◆ SOURCE INFORMATION ◆
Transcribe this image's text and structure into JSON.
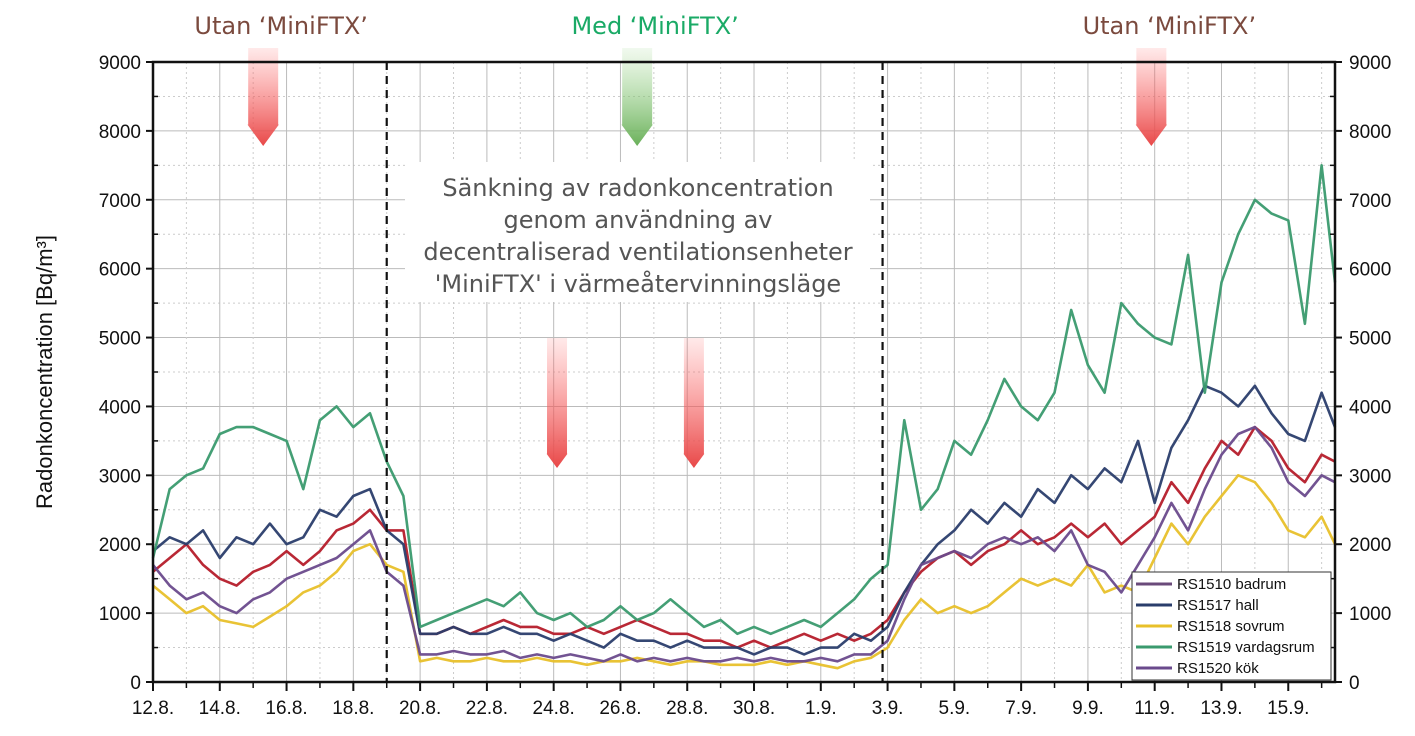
{
  "chart_data": {
    "type": "line",
    "ylabel": "Radonkoncentration [Bq/m³]",
    "ylim": [
      0,
      9000
    ],
    "yticks": [
      "0",
      "1000",
      "2000",
      "3000",
      "4000",
      "5000",
      "6000",
      "7000",
      "8000",
      "9000"
    ],
    "xlim_days": [
      0,
      35.4
    ],
    "xticks": [
      {
        "day": 0,
        "label": "12.8."
      },
      {
        "day": 2,
        "label": "14.8."
      },
      {
        "day": 4,
        "label": "16.8."
      },
      {
        "day": 6,
        "label": "18.8."
      },
      {
        "day": 8,
        "label": "20.8."
      },
      {
        "day": 10,
        "label": "22.8."
      },
      {
        "day": 12,
        "label": "24.8."
      },
      {
        "day": 14,
        "label": "26.8."
      },
      {
        "day": 16,
        "label": "28.8."
      },
      {
        "day": 18,
        "label": "30.8."
      },
      {
        "day": 20,
        "label": "1.9."
      },
      {
        "day": 22,
        "label": "3.9."
      },
      {
        "day": 24,
        "label": "5.9."
      },
      {
        "day": 26,
        "label": "7.9."
      },
      {
        "day": 28,
        "label": "9.9."
      },
      {
        "day": 30,
        "label": "11.9."
      },
      {
        "day": 32,
        "label": "13.9."
      },
      {
        "day": 34,
        "label": "15.9."
      }
    ],
    "x_step_days": 0.5,
    "grid": true,
    "legend_position": "bottom-right",
    "phase_boundaries_days": [
      7,
      21.85
    ],
    "phases": [
      {
        "label": "Utan ‘MiniFTX’",
        "color": "#7b4a3e",
        "day": 3.3,
        "arrow_color": "red"
      },
      {
        "label": "Med ‘MiniFTX’",
        "color": "#1aaa66",
        "day": 14.5,
        "arrow_color": "green"
      },
      {
        "label": "Utan ‘MiniFTX’",
        "color": "#7b4a3e",
        "day": 29.9,
        "arrow_color": "red"
      }
    ],
    "annotation": [
      "Sänkning av radonkoncentration",
      "genom användning av",
      "decentraliserad ventilationsenheter",
      "'MiniFTX' i värmeåtervinningsläge"
    ],
    "series": [
      {
        "name": "RS1510 badrum",
        "color": "#b51c2a",
        "legend_color": "#6a4a7a",
        "values": [
          1600,
          1800,
          2000,
          1700,
          1500,
          1400,
          1600,
          1700,
          1900,
          1700,
          1900,
          2200,
          2300,
          2500,
          2200,
          2200,
          700,
          700,
          800,
          700,
          800,
          900,
          800,
          800,
          700,
          700,
          800,
          700,
          800,
          900,
          800,
          700,
          700,
          600,
          600,
          500,
          600,
          500,
          600,
          700,
          600,
          700,
          600,
          700,
          900,
          1300,
          1600,
          1800,
          1900,
          1700,
          1900,
          2000,
          2200,
          2000,
          2100,
          2300,
          2100,
          2300,
          2000,
          2200,
          2400,
          2900,
          2600,
          3100,
          3500,
          3300,
          3700,
          3500,
          3100,
          2900,
          3300,
          3200
        ]
      },
      {
        "name": "RS1517 hall",
        "color": "#2a3d6b",
        "legend_color": "#2a3d6b",
        "values": [
          1900,
          2100,
          2000,
          2200,
          1800,
          2100,
          2000,
          2300,
          2000,
          2100,
          2500,
          2400,
          2700,
          2800,
          2200,
          2000,
          700,
          700,
          800,
          700,
          700,
          800,
          700,
          700,
          600,
          700,
          600,
          500,
          700,
          600,
          600,
          500,
          600,
          500,
          500,
          500,
          400,
          500,
          500,
          400,
          500,
          500,
          700,
          600,
          800,
          1300,
          1700,
          2000,
          2200,
          2500,
          2300,
          2600,
          2400,
          2800,
          2600,
          3000,
          2800,
          3100,
          2900,
          3500,
          2600,
          3400,
          3800,
          4300,
          4200,
          4000,
          4300,
          3900,
          3600,
          3500,
          4200,
          3700
        ]
      },
      {
        "name": "RS1518 sovrum",
        "color": "#e8c02a",
        "legend_color": "#e8c02a",
        "values": [
          1400,
          1200,
          1000,
          1100,
          900,
          850,
          800,
          950,
          1100,
          1300,
          1400,
          1600,
          1900,
          2000,
          1700,
          1600,
          300,
          350,
          300,
          300,
          350,
          300,
          300,
          350,
          300,
          300,
          250,
          300,
          300,
          350,
          300,
          250,
          300,
          300,
          250,
          250,
          250,
          300,
          250,
          300,
          250,
          200,
          300,
          350,
          500,
          900,
          1200,
          1000,
          1100,
          1000,
          1100,
          1300,
          1500,
          1400,
          1500,
          1400,
          1700,
          1300,
          1400,
          1300,
          1800,
          2300,
          2000,
          2400,
          2700,
          3000,
          2900,
          2600,
          2200,
          2100,
          2400,
          2000
        ]
      },
      {
        "name": "RS1519 vardagsrum",
        "color": "#3a9a6e",
        "legend_color": "#3a9a6e",
        "values": [
          1800,
          2800,
          3000,
          3100,
          3600,
          3700,
          3700,
          3600,
          3500,
          2800,
          3800,
          4000,
          3700,
          3900,
          3200,
          2700,
          800,
          900,
          1000,
          1100,
          1200,
          1100,
          1300,
          1000,
          900,
          1000,
          800,
          900,
          1100,
          900,
          1000,
          1200,
          1000,
          800,
          900,
          700,
          800,
          700,
          800,
          900,
          800,
          1000,
          1200,
          1500,
          1700,
          3800,
          2500,
          2800,
          3500,
          3300,
          3800,
          4400,
          4000,
          3800,
          4200,
          5400,
          4600,
          4200,
          5500,
          5200,
          5000,
          4900,
          6200,
          4200,
          5800,
          6500,
          7000,
          6800,
          6700,
          5200,
          7500,
          5800
        ]
      },
      {
        "name": "RS1520 kök",
        "color": "#6a4a8c",
        "legend_color": "#6a4a8c",
        "values": [
          1700,
          1400,
          1200,
          1300,
          1100,
          1000,
          1200,
          1300,
          1500,
          1600,
          1700,
          1800,
          2000,
          2200,
          1600,
          1400,
          400,
          400,
          450,
          400,
          400,
          450,
          350,
          400,
          350,
          400,
          350,
          300,
          400,
          300,
          350,
          300,
          350,
          300,
          300,
          350,
          300,
          350,
          300,
          300,
          350,
          300,
          400,
          400,
          600,
          1200,
          1700,
          1800,
          1900,
          1800,
          2000,
          2100,
          2000,
          2100,
          1900,
          2200,
          1700,
          1600,
          1300,
          1700,
          2100,
          2600,
          2200,
          2800,
          3300,
          3600,
          3700,
          3400,
          2900,
          2700,
          3000,
          2900
        ]
      }
    ]
  }
}
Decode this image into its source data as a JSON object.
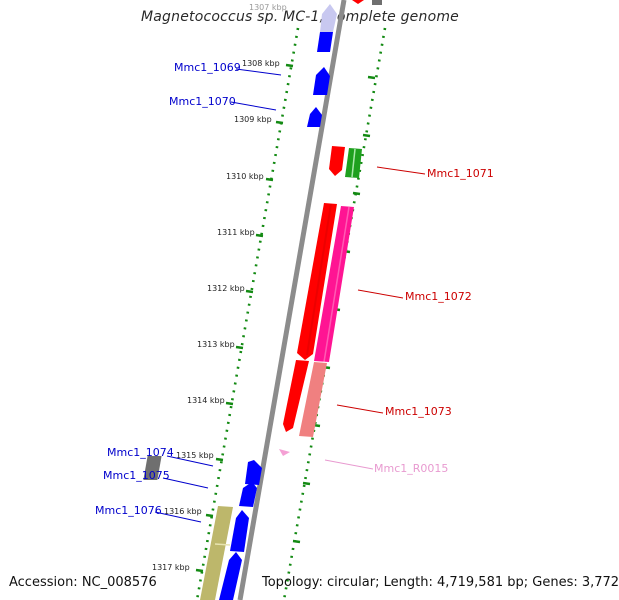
{
  "title": "Magnetococcus sp. MC-1, complete genome",
  "accession": "Accession: NC_008576",
  "topology": "Topology: circular; Length: 4,719,581 bp; Genes: 3,772",
  "scale_labels": [
    {
      "label": "1307 kbp"
    },
    {
      "label": "1308 kbp"
    },
    {
      "label": "1309 kbp"
    },
    {
      "label": "1310 kbp"
    },
    {
      "label": "1311 kbp"
    },
    {
      "label": "1312 kbp"
    },
    {
      "label": "1313 kbp"
    },
    {
      "label": "1314 kbp"
    },
    {
      "label": "1315 kbp"
    },
    {
      "label": "1316 kbp"
    },
    {
      "label": "1317 kbp"
    }
  ],
  "gene_labels": [
    {
      "name": "Mmc1_1069",
      "color": "#0000cc"
    },
    {
      "name": "Mmc1_1070",
      "color": "#0000cc"
    },
    {
      "name": "Mmc1_1071",
      "color": "#cc0000"
    },
    {
      "name": "Mmc1_1072",
      "color": "#cc0000"
    },
    {
      "name": "Mmc1_1073",
      "color": "#cc0000"
    },
    {
      "name": "Mmc1_R0015",
      "color": "#e89ad0"
    },
    {
      "name": "Mmc1_1074",
      "color": "#0000cc"
    },
    {
      "name": "Mmc1_1075",
      "color": "#0000cc"
    },
    {
      "name": "Mmc1_1076",
      "color": "#0000cc"
    }
  ],
  "colors": {
    "backbone": "#8c8c8c",
    "tick_green": "#138a13",
    "forward_gene": "#0000ff",
    "reverse_gene": "#ff0000",
    "pink_gene": "#ff1493",
    "salmon_gene": "#f08080",
    "gray_gene": "#6f6f6f",
    "olive_gene": "#bdb76b",
    "green_gene": "#1ea01e"
  }
}
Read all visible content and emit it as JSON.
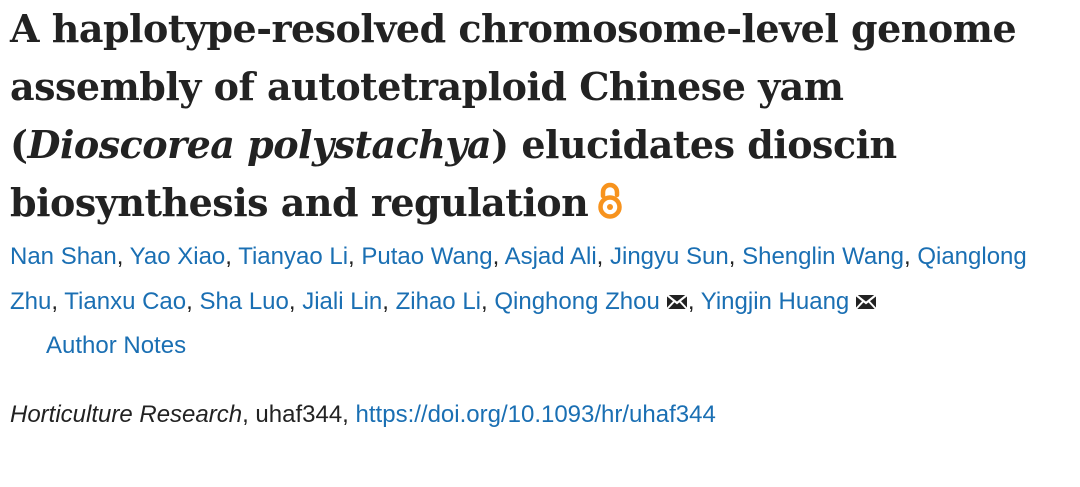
{
  "article": {
    "title_part1": "A haplotype-resolved chromosome-level genome assembly of autotetraploid Chinese yam (",
    "title_italic1": "Dioscorea polystachya",
    "title_part2": ") elucidates dioscin biosynthesis and regulation",
    "open_access_icon": "open-access-icon",
    "authors": [
      "Nan Shan",
      "Yao Xiao",
      "Tianyao Li",
      "Putao Wang",
      "Asjad Ali",
      "Jingyu Sun",
      "Shenglin Wang",
      "Qianglong Zhu",
      "Tianxu Cao",
      "Sha Luo",
      "Jiali Lin",
      "Zihao Li",
      "Qinghong Zhou",
      "Yingjin Huang"
    ],
    "separator": ", ",
    "author_notes_label": "Author Notes",
    "citation": {
      "journal": "Horticulture Research",
      "article_id": ", uhaf344, ",
      "doi": "https://doi.org/10.1093/hr/uhaf344"
    }
  },
  "colors": {
    "link": "#1a6fb3",
    "text": "#222222",
    "open_access": "#f7931e"
  }
}
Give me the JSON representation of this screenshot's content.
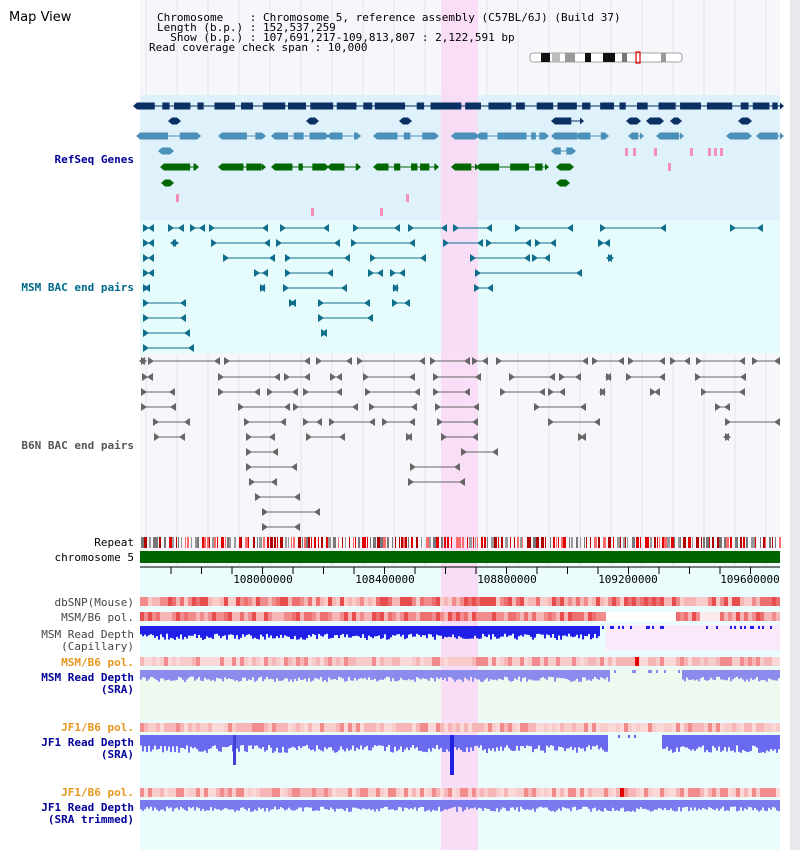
{
  "header": {
    "title": "Map View",
    "info_lines": [
      "Chromosome    : Chromosome 5, reference assembly (C57BL/6J) (Build 37)",
      "Length (b.p.) : 152,537,259",
      "  Show (b.p.) : 107,691,217-109,813,807 : 2,122,591 bp",
      "Read coverage check span : 10,000"
    ]
  },
  "tracks": {
    "refseq": "RefSeq Genes",
    "msm_bac": "MSM BAC end pairs",
    "b6n_bac": "B6N BAC end pairs",
    "repeat": "Repeat",
    "chromosome": "chromosome 5",
    "dbsnp": "dbSNP(Mouse)",
    "msm_pol1": "MSM/B6 pol.",
    "msm_depth_cap_1": "MSM Read Depth",
    "msm_depth_cap_2": "(Capillary)",
    "msm_pol2": "MSM/B6 pol.",
    "msm_depth_sra_1": "MSM Read Depth",
    "msm_depth_sra_2": "(SRA)",
    "jf1_pol1": "JF1/B6 pol.",
    "jf1_depth_1": "JF1 Read Depth",
    "jf1_depth_2": "(SRA)",
    "jf1_pol2": "JF1/B6 pol.",
    "jf1_trim_1": "JF1 Read Depth",
    "jf1_trim_2": "(SRA trimmed)"
  },
  "axis": {
    "ticks": [
      "108000000",
      "108400000",
      "108800000",
      "109200000",
      "109600000"
    ]
  },
  "colors": {
    "refseq_bg": "#dff2fb",
    "bac_bg": "#e6fbfb",
    "highlight": "#f9d9f5",
    "navy": "#0a3064",
    "steel": "#4a90b8",
    "green": "#006600",
    "teal": "#0e6e8c",
    "label_blue": "#000099",
    "label_teal": "#006a8a",
    "label_orange": "#e8961e",
    "depth_blue": "#1f1fe8",
    "depth_light": "#7a7aee",
    "chrom_green": "#006400"
  }
}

◆ BRIEF ◆
Select the lines from the entries that include the word "this".

◆ COMPLETED EXERCISE ◆
Transcribe this image's text and structure into JSON.
Decode this image into its source data as a JSON object.
Give me the JSON representation of this screenshot's content.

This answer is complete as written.